* begin EXTRACTED DATA *

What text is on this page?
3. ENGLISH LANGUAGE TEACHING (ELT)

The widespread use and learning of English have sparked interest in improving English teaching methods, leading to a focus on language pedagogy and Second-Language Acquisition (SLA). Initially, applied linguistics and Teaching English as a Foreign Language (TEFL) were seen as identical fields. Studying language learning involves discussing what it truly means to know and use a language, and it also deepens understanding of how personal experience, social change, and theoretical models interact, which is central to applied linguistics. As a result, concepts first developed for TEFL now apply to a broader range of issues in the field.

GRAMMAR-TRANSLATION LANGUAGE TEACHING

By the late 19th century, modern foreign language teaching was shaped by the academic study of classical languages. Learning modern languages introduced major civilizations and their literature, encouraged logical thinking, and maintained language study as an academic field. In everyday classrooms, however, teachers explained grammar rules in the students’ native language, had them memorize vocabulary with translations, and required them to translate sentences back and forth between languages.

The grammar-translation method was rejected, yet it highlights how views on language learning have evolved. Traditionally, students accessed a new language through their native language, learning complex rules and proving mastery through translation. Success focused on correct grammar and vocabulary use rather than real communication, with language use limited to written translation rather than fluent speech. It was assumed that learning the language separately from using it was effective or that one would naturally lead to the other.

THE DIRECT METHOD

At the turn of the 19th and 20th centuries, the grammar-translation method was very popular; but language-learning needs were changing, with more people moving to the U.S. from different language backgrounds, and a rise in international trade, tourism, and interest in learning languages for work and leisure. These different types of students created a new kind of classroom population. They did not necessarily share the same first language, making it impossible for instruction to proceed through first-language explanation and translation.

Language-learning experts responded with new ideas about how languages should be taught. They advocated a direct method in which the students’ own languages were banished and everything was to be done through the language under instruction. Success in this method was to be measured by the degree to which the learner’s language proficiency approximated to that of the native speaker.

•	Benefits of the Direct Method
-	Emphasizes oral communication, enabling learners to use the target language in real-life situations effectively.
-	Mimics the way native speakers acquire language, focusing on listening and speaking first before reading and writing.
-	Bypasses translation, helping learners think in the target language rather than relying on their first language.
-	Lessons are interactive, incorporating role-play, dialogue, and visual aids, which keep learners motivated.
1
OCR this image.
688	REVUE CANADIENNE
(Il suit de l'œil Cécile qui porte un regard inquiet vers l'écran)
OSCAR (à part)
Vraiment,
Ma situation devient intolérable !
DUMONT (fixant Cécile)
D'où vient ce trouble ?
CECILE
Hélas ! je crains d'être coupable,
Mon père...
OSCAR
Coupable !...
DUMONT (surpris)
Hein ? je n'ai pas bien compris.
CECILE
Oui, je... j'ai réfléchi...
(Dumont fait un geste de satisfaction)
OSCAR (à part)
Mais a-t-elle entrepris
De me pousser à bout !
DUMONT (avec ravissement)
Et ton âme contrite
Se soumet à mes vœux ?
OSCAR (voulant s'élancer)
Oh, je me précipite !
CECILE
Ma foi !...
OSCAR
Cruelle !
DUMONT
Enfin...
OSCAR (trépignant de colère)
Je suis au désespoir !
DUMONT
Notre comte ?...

* end EXTRACTED DATA *

PROBLEM DETAILS – Repeat exactly the lines from the one containing "OCR this image." through the last line of the records above, both included, and nothing else.

SOLUTION –
OCR this image.
688	REVUE CANADIENNE
(Il suit de l'œil Cécile qui porte un regard inquiet vers l'écran)
OSCAR (à part)
Vraiment,
Ma situation devient intolérable !
DUMONT (fixant Cécile)
D'où vient ce trouble ?
CECILE
Hélas ! je crains d'être coupable,
Mon père...
OSCAR
Coupable !...
DUMONT (surpris)
Hein ? je n'ai pas bien compris.
CECILE
Oui, je... j'ai réfléchi...
(Dumont fait un geste de satisfaction)
OSCAR (à part)
Mais a-t-elle entrepris
De me pousser à bout !
DUMONT (avec ravissement)
Et ton âme contrite
Se soumet à mes vœux ?
OSCAR (voulant s'élancer)
Oh, je me précipite !
CECILE
Ma foi !...
OSCAR
Cruelle !
DUMONT
Enfin...
OSCAR (trépignant de colère)
Je suis au désespoir !
DUMONT
Notre comte ?...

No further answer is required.